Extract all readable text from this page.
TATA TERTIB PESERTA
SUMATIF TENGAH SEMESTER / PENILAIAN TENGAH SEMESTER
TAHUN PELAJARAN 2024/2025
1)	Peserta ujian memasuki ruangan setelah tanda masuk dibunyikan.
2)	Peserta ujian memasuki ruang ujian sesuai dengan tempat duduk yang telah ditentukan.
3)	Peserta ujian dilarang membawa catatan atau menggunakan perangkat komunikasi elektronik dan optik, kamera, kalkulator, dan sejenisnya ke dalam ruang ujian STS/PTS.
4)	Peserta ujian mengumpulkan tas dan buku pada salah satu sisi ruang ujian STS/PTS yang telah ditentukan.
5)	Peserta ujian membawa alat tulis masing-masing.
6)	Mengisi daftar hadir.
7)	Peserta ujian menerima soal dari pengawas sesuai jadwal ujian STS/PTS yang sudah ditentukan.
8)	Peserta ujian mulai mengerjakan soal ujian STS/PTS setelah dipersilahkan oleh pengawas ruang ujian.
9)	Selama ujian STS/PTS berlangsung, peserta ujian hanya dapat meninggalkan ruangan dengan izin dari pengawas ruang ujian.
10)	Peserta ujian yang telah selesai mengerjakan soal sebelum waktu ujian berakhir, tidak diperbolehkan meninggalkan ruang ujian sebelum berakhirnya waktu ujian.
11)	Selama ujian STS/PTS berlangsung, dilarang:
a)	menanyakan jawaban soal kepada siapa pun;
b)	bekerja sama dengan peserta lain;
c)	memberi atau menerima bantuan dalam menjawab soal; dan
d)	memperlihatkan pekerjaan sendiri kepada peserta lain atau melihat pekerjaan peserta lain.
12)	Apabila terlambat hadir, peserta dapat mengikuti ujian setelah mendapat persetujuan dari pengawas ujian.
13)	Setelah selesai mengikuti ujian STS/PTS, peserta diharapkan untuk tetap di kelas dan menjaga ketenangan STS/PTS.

= = = =

Exercise description —
List the lines of the material in which the word "atau" occurs.

Response to the task —
3)	Peserta ujian dilarang membawa catatan atau menggunakan perangkat komunikasi elektronik dan optik, kamera, kalkulator, dan sejenisnya ke dalam ruang ujian STS/PTS.
c)	memberi atau menerima bantuan dalam menjawab soal; dan
d)	memperlihatkan pekerjaan sendiri kepada peserta lain atau melihat pekerjaan peserta lain.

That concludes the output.